§ **Figure contents as structured data**:
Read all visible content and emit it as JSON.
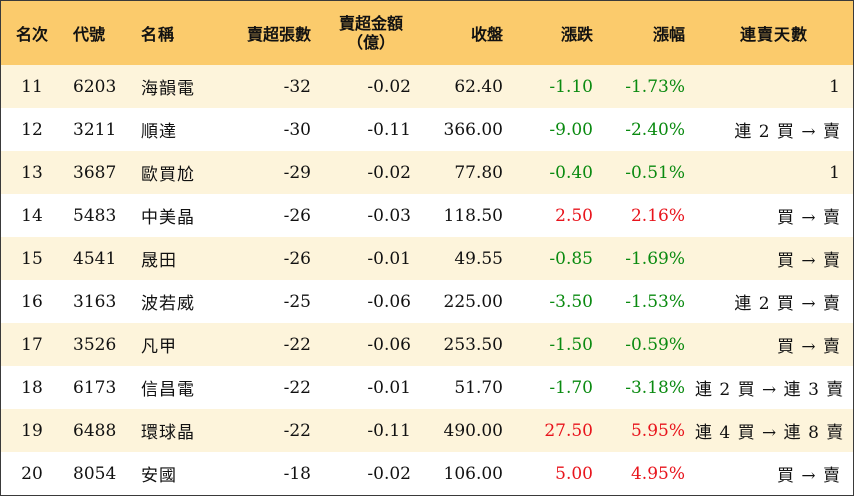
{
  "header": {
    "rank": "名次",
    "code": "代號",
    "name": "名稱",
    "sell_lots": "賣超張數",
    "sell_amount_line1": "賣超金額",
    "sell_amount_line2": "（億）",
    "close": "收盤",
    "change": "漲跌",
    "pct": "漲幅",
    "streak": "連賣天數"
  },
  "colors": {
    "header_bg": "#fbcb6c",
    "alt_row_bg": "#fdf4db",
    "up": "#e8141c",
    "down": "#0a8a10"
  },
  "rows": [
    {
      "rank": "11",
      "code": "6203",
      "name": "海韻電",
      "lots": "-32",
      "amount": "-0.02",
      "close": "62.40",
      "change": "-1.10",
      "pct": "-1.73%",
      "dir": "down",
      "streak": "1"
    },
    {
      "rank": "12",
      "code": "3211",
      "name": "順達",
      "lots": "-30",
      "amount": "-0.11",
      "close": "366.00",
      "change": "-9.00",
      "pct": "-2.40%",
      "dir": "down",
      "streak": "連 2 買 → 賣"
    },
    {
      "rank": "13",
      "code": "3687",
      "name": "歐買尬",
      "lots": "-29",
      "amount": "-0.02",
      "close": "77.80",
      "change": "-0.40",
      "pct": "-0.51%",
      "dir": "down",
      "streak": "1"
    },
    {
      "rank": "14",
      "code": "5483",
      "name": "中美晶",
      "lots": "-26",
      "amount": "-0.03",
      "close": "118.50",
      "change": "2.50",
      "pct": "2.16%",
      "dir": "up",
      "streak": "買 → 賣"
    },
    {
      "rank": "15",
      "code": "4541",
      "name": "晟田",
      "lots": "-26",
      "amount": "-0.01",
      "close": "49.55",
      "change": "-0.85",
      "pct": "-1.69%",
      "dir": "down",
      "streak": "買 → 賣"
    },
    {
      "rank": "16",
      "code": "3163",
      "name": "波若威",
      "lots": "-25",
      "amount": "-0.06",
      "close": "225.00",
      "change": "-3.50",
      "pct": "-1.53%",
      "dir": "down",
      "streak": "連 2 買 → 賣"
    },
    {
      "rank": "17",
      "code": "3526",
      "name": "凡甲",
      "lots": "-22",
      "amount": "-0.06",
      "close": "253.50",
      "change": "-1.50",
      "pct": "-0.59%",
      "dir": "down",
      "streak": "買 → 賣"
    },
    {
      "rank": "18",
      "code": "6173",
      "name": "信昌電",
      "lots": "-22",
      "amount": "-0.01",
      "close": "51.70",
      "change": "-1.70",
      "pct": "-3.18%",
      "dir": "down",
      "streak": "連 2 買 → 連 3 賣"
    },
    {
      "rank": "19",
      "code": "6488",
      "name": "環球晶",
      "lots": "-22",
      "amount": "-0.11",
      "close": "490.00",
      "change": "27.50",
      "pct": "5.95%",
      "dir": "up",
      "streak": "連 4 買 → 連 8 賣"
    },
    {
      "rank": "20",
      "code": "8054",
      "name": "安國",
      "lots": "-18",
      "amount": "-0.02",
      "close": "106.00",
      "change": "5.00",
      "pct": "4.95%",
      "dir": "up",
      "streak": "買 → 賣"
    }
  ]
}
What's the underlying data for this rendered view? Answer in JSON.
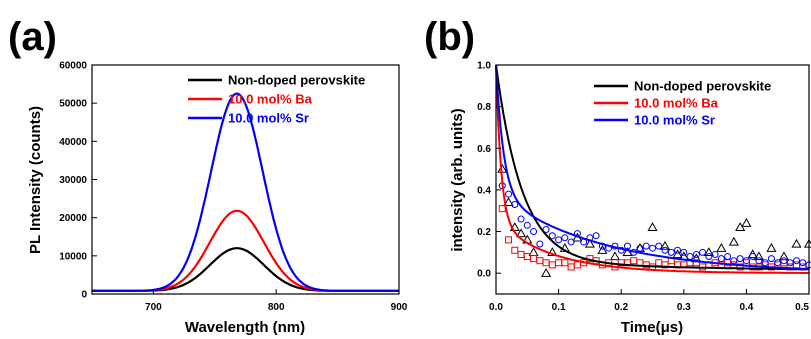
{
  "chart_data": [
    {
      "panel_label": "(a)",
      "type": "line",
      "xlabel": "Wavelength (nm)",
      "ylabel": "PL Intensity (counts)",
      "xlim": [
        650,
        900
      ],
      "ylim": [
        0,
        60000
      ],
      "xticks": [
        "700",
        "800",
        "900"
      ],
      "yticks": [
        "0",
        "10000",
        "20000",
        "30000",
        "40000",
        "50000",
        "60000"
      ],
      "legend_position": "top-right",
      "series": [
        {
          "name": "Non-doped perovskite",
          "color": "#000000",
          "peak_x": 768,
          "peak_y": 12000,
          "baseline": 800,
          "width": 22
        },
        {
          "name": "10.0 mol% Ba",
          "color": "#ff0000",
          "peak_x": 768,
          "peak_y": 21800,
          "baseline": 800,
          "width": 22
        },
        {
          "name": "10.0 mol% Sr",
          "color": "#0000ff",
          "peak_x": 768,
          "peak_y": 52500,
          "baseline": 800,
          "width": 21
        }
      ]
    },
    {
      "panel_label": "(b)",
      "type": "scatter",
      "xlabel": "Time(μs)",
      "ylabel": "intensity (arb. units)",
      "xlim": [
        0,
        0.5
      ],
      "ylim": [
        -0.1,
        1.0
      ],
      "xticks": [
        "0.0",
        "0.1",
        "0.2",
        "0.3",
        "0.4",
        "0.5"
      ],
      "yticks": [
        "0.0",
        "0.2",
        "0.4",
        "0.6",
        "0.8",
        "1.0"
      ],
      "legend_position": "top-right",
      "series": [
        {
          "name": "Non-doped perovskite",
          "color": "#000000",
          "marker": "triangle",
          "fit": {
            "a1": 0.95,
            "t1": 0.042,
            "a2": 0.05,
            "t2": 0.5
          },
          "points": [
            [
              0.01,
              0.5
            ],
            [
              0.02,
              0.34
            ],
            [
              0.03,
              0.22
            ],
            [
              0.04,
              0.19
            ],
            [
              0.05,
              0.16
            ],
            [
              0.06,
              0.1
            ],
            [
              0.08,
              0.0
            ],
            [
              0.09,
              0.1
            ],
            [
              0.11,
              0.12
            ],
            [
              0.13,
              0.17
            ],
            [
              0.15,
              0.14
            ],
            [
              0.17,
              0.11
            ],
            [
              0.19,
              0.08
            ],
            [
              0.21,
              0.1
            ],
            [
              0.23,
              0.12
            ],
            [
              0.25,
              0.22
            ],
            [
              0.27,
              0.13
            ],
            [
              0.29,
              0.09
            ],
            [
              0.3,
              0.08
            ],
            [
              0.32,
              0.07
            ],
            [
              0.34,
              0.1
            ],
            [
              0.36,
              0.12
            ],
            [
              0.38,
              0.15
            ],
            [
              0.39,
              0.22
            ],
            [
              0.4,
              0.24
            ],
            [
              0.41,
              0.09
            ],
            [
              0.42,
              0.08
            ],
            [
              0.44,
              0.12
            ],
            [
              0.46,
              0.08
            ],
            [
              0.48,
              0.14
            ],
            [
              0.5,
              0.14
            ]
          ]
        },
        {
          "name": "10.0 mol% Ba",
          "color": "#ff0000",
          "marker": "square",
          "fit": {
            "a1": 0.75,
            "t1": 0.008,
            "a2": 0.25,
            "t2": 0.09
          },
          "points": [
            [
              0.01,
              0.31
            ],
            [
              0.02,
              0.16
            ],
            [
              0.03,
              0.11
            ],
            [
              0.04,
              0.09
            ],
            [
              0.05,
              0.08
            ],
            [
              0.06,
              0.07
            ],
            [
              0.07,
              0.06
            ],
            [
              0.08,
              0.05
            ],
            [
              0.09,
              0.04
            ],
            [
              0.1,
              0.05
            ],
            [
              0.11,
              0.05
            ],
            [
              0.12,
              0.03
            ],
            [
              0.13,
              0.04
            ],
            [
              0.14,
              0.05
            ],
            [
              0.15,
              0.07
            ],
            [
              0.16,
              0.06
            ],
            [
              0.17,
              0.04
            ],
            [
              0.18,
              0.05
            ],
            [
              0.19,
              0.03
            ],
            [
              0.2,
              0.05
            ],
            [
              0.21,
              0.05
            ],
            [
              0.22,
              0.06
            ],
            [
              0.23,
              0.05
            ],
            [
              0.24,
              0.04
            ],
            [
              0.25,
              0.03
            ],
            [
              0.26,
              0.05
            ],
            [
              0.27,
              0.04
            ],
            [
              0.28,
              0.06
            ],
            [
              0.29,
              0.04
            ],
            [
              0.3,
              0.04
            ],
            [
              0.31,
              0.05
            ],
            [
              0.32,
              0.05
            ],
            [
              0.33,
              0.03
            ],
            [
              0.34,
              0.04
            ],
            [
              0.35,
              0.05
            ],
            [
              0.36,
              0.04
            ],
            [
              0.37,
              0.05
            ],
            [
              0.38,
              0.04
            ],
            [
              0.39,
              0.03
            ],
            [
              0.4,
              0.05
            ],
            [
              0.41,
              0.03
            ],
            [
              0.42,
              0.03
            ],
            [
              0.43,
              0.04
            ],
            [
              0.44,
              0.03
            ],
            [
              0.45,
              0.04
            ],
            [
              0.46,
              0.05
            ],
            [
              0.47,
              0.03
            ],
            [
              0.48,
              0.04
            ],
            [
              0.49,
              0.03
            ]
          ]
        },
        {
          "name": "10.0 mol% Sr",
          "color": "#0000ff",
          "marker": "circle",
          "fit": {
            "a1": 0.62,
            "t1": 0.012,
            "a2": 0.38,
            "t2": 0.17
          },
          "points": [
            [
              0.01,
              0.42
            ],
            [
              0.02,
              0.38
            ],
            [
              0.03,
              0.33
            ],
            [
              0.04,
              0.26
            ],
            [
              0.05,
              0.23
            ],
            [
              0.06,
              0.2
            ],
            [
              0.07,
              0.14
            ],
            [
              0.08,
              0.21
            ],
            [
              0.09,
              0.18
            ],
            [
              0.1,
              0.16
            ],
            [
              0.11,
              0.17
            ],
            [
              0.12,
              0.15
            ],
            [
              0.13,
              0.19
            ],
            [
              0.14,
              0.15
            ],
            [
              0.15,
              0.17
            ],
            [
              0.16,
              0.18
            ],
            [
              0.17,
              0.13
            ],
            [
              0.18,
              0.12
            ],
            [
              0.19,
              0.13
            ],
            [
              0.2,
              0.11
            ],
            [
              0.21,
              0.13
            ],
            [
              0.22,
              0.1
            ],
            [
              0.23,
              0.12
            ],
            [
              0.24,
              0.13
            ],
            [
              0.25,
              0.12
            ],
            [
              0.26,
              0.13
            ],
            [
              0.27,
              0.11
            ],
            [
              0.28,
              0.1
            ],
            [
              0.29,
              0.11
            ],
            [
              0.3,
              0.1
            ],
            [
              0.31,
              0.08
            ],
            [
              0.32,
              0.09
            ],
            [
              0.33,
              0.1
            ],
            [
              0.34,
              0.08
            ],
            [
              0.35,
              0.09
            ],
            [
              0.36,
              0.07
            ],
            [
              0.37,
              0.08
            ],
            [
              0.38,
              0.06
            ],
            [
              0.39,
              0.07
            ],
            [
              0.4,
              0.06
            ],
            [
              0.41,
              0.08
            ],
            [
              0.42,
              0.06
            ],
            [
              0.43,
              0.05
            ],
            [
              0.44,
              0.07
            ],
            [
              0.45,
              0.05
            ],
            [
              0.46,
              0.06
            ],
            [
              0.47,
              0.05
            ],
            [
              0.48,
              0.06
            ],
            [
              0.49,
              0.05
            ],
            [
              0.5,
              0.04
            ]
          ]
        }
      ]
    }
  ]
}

...

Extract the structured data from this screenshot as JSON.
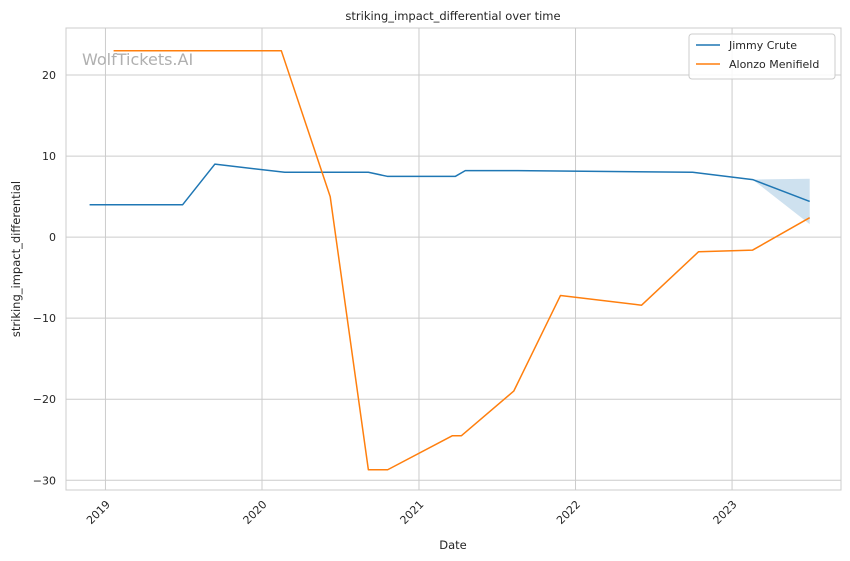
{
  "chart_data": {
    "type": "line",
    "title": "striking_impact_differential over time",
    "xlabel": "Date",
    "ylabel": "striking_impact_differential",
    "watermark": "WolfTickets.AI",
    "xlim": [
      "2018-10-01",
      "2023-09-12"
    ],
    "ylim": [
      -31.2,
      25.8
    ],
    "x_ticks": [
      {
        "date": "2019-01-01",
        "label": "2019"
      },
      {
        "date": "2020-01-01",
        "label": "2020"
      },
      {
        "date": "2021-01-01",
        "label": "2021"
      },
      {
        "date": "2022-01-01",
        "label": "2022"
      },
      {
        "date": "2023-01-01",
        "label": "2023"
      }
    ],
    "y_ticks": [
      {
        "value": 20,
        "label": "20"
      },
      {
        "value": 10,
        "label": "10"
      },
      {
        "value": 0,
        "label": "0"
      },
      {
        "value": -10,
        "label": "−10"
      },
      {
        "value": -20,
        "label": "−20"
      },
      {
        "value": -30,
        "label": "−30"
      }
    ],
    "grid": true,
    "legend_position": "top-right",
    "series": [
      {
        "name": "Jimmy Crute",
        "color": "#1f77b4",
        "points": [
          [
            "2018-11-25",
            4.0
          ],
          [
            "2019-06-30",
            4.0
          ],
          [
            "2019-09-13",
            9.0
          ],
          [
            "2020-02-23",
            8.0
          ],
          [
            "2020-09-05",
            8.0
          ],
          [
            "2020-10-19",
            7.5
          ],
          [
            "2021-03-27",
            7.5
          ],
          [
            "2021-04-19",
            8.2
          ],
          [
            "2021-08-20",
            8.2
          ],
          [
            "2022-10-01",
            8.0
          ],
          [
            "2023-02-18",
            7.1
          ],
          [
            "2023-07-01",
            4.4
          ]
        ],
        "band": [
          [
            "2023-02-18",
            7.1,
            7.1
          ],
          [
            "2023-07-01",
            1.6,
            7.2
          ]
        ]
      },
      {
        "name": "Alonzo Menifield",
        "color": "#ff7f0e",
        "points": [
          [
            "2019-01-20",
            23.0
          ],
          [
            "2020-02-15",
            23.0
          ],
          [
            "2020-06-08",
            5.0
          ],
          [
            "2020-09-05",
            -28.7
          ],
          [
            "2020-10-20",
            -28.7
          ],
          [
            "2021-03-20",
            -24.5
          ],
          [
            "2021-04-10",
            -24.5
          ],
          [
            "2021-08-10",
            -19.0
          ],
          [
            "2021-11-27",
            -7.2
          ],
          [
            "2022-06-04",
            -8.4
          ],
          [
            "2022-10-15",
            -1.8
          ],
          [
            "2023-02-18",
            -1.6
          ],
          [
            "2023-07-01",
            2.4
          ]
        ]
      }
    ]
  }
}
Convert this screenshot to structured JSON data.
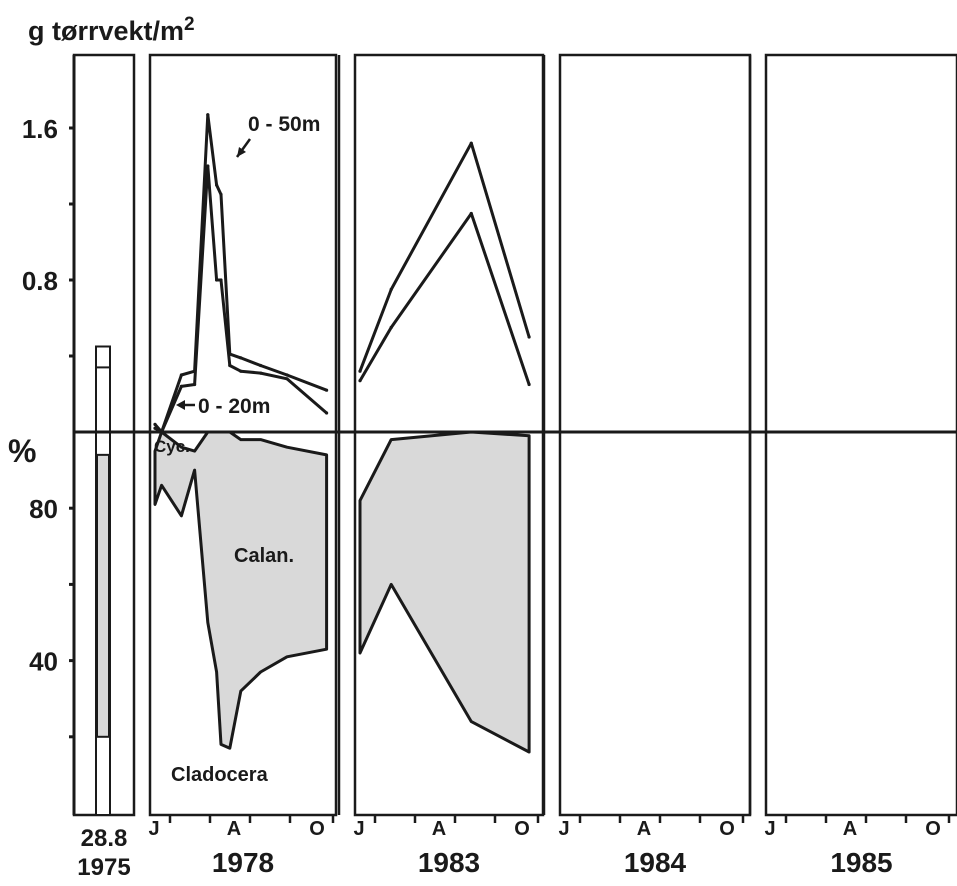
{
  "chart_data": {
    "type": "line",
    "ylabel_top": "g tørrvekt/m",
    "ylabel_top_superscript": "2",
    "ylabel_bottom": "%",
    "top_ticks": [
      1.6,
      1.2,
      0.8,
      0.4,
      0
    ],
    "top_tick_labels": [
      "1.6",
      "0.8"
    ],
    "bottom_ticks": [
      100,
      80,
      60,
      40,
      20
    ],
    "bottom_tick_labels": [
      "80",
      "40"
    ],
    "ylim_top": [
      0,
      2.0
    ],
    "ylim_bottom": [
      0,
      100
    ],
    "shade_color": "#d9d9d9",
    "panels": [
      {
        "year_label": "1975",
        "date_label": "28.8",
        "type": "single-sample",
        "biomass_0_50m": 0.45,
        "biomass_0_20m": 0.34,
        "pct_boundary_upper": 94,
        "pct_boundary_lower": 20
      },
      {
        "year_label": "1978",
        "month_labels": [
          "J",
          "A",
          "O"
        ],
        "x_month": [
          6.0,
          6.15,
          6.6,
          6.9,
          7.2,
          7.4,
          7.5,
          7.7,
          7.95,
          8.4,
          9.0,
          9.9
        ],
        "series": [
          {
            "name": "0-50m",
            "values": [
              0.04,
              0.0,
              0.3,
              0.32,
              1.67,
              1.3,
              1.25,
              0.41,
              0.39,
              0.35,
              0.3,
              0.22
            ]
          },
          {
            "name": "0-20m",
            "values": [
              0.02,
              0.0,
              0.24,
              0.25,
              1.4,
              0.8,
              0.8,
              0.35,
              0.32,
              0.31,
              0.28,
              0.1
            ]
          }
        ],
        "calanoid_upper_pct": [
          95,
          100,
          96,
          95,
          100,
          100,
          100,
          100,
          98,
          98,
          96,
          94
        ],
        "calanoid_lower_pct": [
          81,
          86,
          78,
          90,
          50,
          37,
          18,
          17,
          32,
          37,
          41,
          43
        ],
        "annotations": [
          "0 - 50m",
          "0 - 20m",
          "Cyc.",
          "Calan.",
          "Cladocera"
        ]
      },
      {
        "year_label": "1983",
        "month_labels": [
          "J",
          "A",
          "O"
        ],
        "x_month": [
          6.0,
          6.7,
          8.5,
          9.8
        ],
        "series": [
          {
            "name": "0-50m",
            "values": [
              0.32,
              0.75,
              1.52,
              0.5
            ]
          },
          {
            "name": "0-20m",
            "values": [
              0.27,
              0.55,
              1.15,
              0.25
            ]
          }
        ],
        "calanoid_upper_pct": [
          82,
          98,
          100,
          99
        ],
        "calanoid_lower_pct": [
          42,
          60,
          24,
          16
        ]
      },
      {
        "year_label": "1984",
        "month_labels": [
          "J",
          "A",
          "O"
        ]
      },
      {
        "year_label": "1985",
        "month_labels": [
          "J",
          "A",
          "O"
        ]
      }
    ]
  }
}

§ **GIVEN PROBLEM**: Go through the material above and copy each line that has the word "JSON".

§ **RESULT BELOW**:
Read all visible content and emit it as JSON.
What's the underlying data for this rendered view? Answer in JSON.
Extract the structured data from this screenshot as JSON.
Convert this screenshot to structured JSON data.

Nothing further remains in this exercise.